§ Task statement: Keep only the lines of the data below that contain "dans", and copy them.
--- Start ---
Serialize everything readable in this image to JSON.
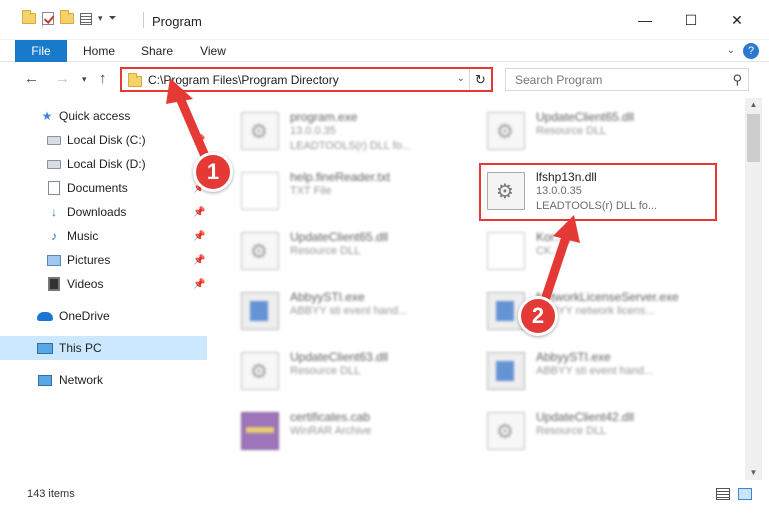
{
  "window": {
    "title": "Program",
    "controls": {
      "minimize": "—",
      "maximize": "☐",
      "close": "✕"
    }
  },
  "ribbon": {
    "tabs": [
      "File",
      "Home",
      "Share",
      "View"
    ],
    "help": "?"
  },
  "nav": {
    "address": "C:\\Program Files\\Program Directory",
    "search_placeholder": "Search Program"
  },
  "sidebar": {
    "items": [
      {
        "label": "Quick access",
        "icon": "star-icon"
      },
      {
        "label": "Local Disk (C:)",
        "icon": "drive-icon"
      },
      {
        "label": "Local Disk (D:)",
        "icon": "drive-icon"
      },
      {
        "label": "Documents",
        "icon": "documents-icon"
      },
      {
        "label": "Downloads",
        "icon": "downloads-icon"
      },
      {
        "label": "Music",
        "icon": "music-icon"
      },
      {
        "label": "Pictures",
        "icon": "pictures-icon"
      },
      {
        "label": "Videos",
        "icon": "videos-icon"
      },
      {
        "label": "OneDrive",
        "icon": "cloud-icon"
      },
      {
        "label": "This PC",
        "icon": "computer-icon",
        "selected": true
      },
      {
        "label": "Network",
        "icon": "network-icon"
      }
    ]
  },
  "files": [
    {
      "name": "program.exe",
      "line1": "13.0.0.35",
      "line2": "LEADTOOLS(r) DLL fo..."
    },
    {
      "name": "UpdateClient65.dll",
      "line1": "Resource DLL",
      "line2": ""
    },
    {
      "name": "help.fineReader.txt",
      "line1": "TXT File",
      "line2": ""
    },
    {
      "name": "lfshp13n.dll",
      "line1": "13.0.0.35",
      "line2": "LEADTOOLS(r) DLL fo..."
    },
    {
      "name": "UpdateClient65.dll",
      "line1": "Resource DLL",
      "line2": ""
    },
    {
      "name": "Kor....jk",
      "line1": "CK...",
      "line2": ""
    },
    {
      "name": "AbbyySTI.exe",
      "line1": "ABBYY sti event hand...",
      "line2": ""
    },
    {
      "name": "NetworkLicenseServer.exe",
      "line1": "ABBYY network licens...",
      "line2": ""
    },
    {
      "name": "UpdateClient63.dll",
      "line1": "Resource DLL",
      "line2": ""
    },
    {
      "name": "AbbyySTI.exe",
      "line1": "ABBYY sti event hand...",
      "line2": ""
    },
    {
      "name": "certificates.cab",
      "line1": "WinRAR Archive",
      "line2": ""
    },
    {
      "name": "UpdateClient42.dll",
      "line1": "Resource DLL",
      "line2": ""
    }
  ],
  "status": {
    "count": "143 items"
  },
  "annotations": {
    "badge1": "1",
    "badge2": "2"
  },
  "colors": {
    "accent": "#1979ca",
    "highlight": "#e53935",
    "selected": "#cce8ff"
  }
}
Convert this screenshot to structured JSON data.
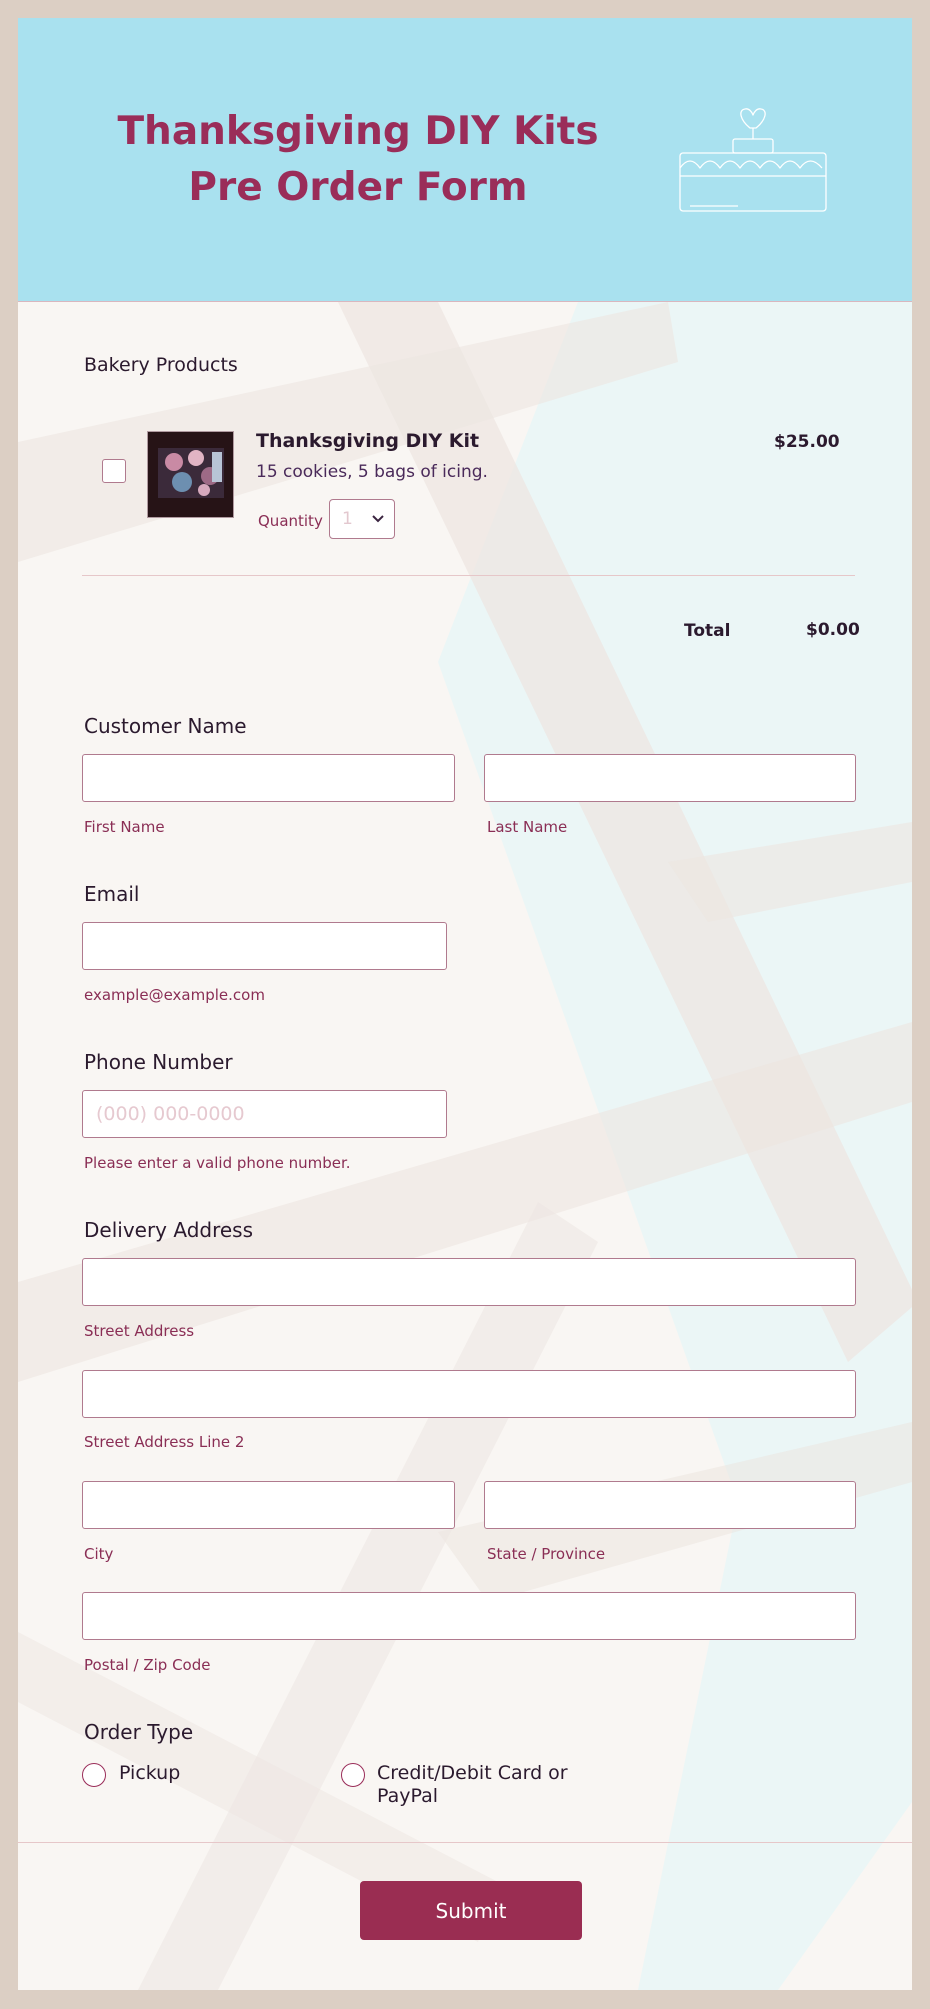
{
  "header": {
    "title": "Thanksgiving DIY Kits Pre Order Form"
  },
  "products": {
    "section_label": "Bakery Products",
    "items": [
      {
        "name": "Thanksgiving DIY Kit",
        "description": "15 cookies, 5 bags of icing.",
        "price": "$25.00",
        "quantity_label": "Quantity",
        "quantity_value": "1",
        "checked": false
      }
    ],
    "total_label": "Total",
    "total_value": "$0.00"
  },
  "customer_name": {
    "label": "Customer Name",
    "first_sublabel": "First Name",
    "last_sublabel": "Last Name"
  },
  "email": {
    "label": "Email",
    "sublabel": "example@example.com"
  },
  "phone": {
    "label": "Phone Number",
    "placeholder": "(000) 000-0000",
    "sublabel": "Please enter a valid phone number."
  },
  "address": {
    "label": "Delivery Address",
    "street_sublabel": "Street Address",
    "street2_sublabel": "Street Address Line 2",
    "city_sublabel": "City",
    "state_sublabel": "State / Province",
    "postal_sublabel": "Postal / Zip Code"
  },
  "order_type": {
    "label": "Order Type",
    "options": [
      "Pickup",
      "Credit/Debit Card or PayPal"
    ]
  },
  "submit": {
    "label": "Submit"
  },
  "colors": {
    "header_bg": "#a9e1ef",
    "accent": "#9a2d59",
    "page_bg": "#dccfc4",
    "field_border": "#b07a8e"
  }
}
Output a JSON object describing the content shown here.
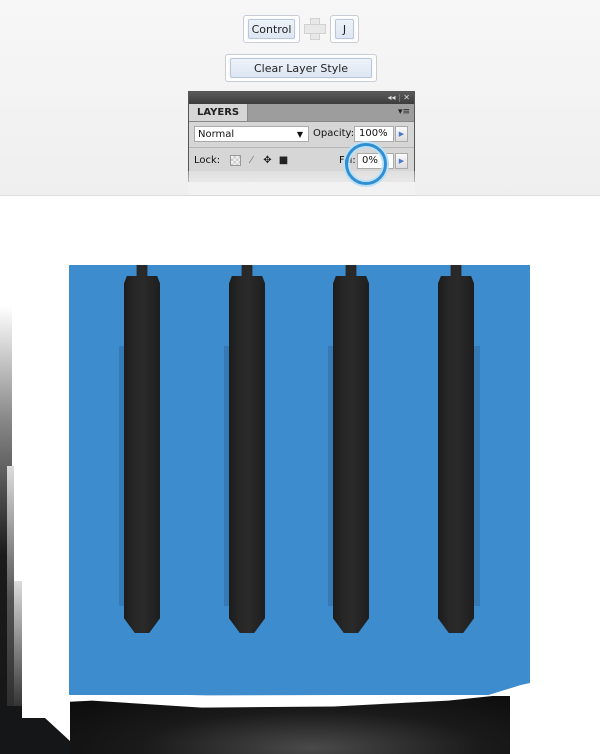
{
  "shortcut": {
    "key1": "Control",
    "plus_icon": "plus-icon",
    "key2": "J"
  },
  "command_button": "Clear Layer Style",
  "layers_panel": {
    "collapse_icon": "◂◂",
    "close_icon": "✕",
    "tab_label": "LAYERS",
    "menu_icon": "▾≡",
    "blend_mode": "Normal",
    "opacity_label": "Opacity:",
    "opacity_value": "100%",
    "lock_label": "Lock:",
    "lock_icons": [
      "lock-transparent-pixels-icon",
      "lock-image-pixels-icon",
      "lock-position-icon",
      "lock-all-icon"
    ],
    "fill_label": "Fill:",
    "fill_value": "0%"
  },
  "highlight": {
    "target": "fill-field",
    "color": "#2f8fd3"
  },
  "canvas": {
    "fill_color": "#3d8ccd",
    "bar_color": "#242424",
    "bar_count": 4
  }
}
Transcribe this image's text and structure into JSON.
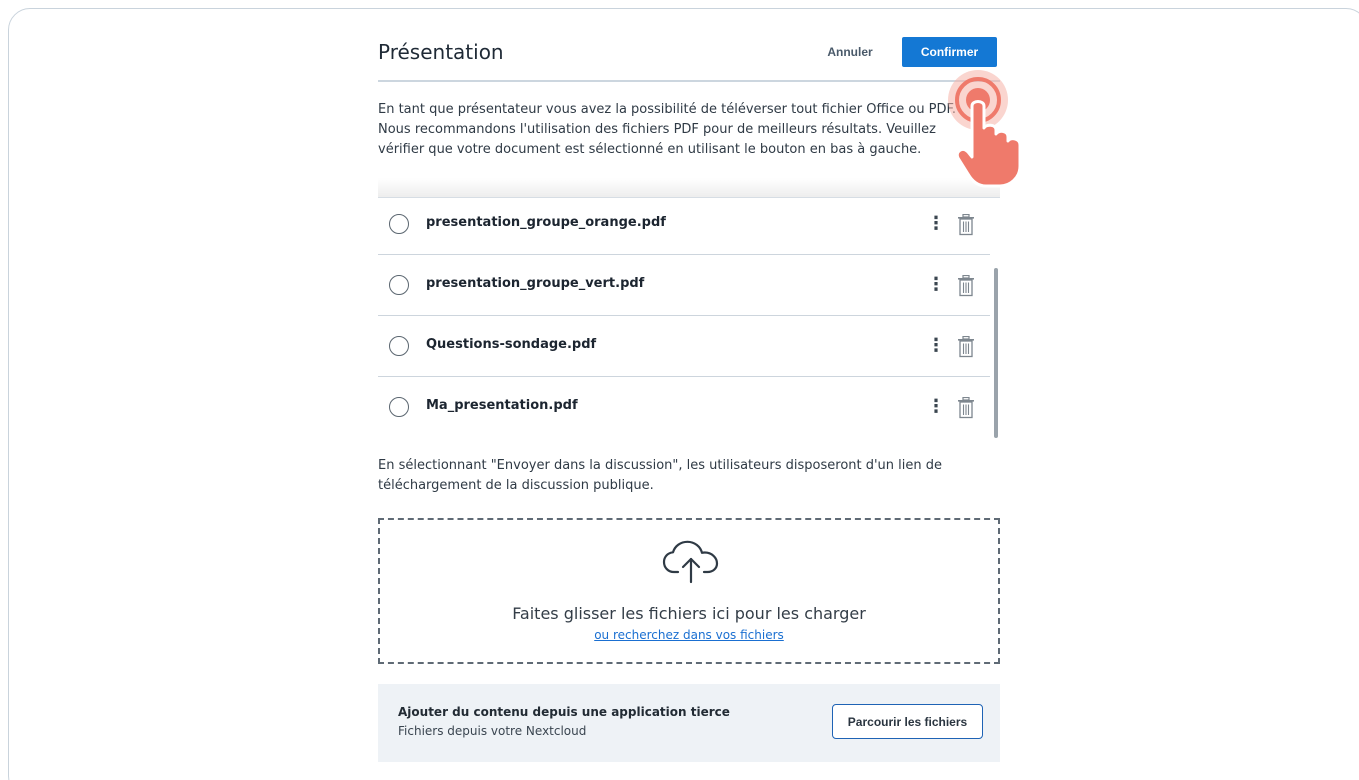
{
  "dialog": {
    "title": "Présentation",
    "cancel_label": "Annuler",
    "confirm_label": "Confirmer",
    "intro_text": "En tant que présentateur vous avez la possibilité de téléverser tout fichier Office ou PDF. Nous recommandons l'utilisation des fichiers PDF pour de meilleurs résultats. Veuillez vérifier que votre document est sélectionné en utilisant le bouton en bas à gauche.",
    "files": [
      {
        "name": "presentation_groupe_orange.pdf"
      },
      {
        "name": "presentation_groupe_vert.pdf"
      },
      {
        "name": "Questions-sondage.pdf"
      },
      {
        "name": "Ma_presentation.pdf"
      }
    ],
    "notice_text": "En sélectionnant \"Envoyer dans la discussion\", les utilisateurs disposeront d'un lien de téléchargement de la discussion publique.",
    "dropzone": {
      "text": "Faites glisser les fichiers ici pour les charger",
      "link": "ou recherchez dans vos fichiers"
    },
    "third_party": {
      "title": "Ajouter du contenu depuis une application tierce",
      "subtitle": "Fichiers depuis votre Nextcloud",
      "button_label": "Parcourir les fichiers"
    }
  },
  "icons": {
    "row_menu": "more-vertical-icon",
    "row_delete": "trash-icon",
    "upload": "cloud-upload-icon",
    "pointer": "tap-hand-icon"
  },
  "colors": {
    "primary": "#1478d4",
    "link": "#1a6fd1",
    "panel_bg": "#eef2f6",
    "pointer": "#ef7a6b"
  }
}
--- End ---
§ Finished task:
    "notice_text": "En sélectionnant \"Envoyer dans la discussion\", les utilisateurs disposeront d'un lien de téléchargement de la discussion publique.",
      "link": "ou recherchez dans vos fichiers"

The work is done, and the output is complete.